• _Instructions for the task_: Find the lines with the string "LANGKAH" and return them.

[Start of Input rows]

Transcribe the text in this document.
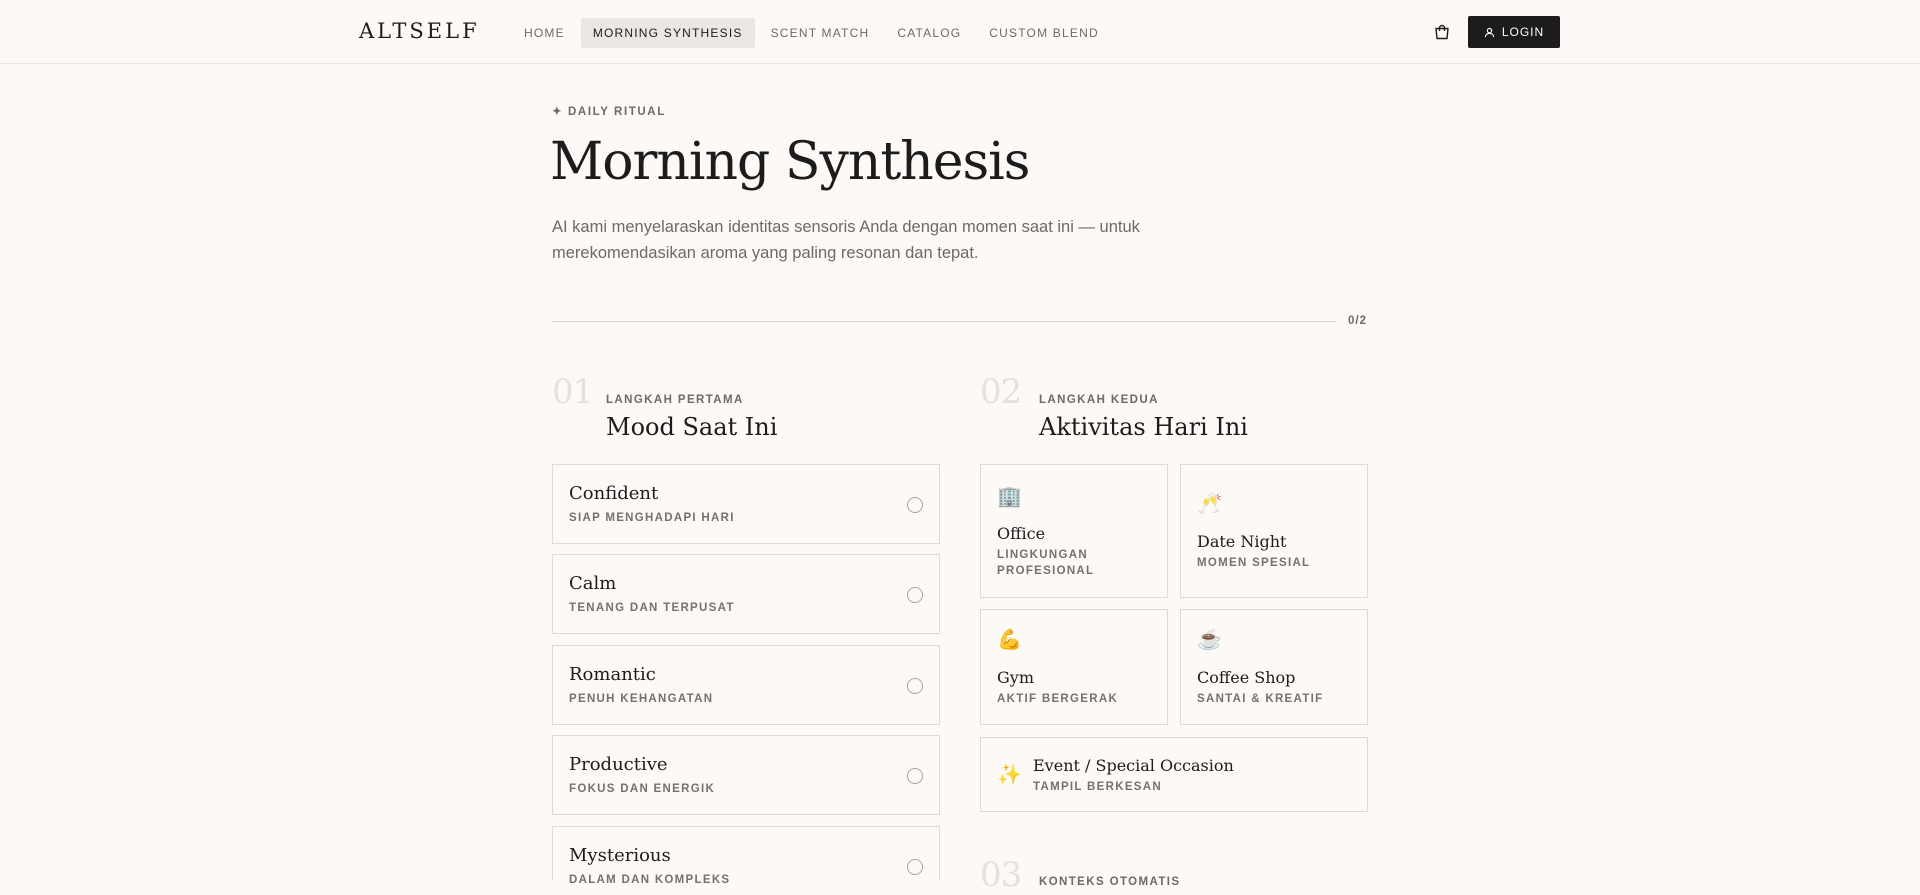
ALTSELF	HOME	MORNING SYNTHESIS	SCENT MATCH	CATALOG	CUSTOM BLEND	LOGIN
✦ DAILY RITUAL
Morning Synthesis

AI kami menyelaraskan identitas sensoris Anda dengan momen saat ini — untuk merekomendasikan aroma yang paling resonan dan tepat.

0/2
01 LANGKAH PERTAMA
Mood Saat Ini
Confident
SIAP MENGHADAPI HARI
Calm
TENANG DAN TERPUSAT
Romantic
PENUH KEHANGATAN
Productive
FOKUS DAN ENERGIK
Mysterious
DALAM DAN KOMPLEKS
02 LANGKAH KEDUA
Aktivitas Hari Ini
🏢
Office
LINGKUNGAN PROFESIONAL
🥂
Date Night
MOMEN SPESIAL
💪
Gym
AKTIF BERGERAK
☕
Coffee Shop
SANTAI & KREATIF
✨ Event / Special Occasion
TAMPIL BERKESAN
03 KONTEKS OTOMATIS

[End of Input rows]

• _Full response_:
01 LANGKAH PERTAMA
02 LANGKAH KEDUA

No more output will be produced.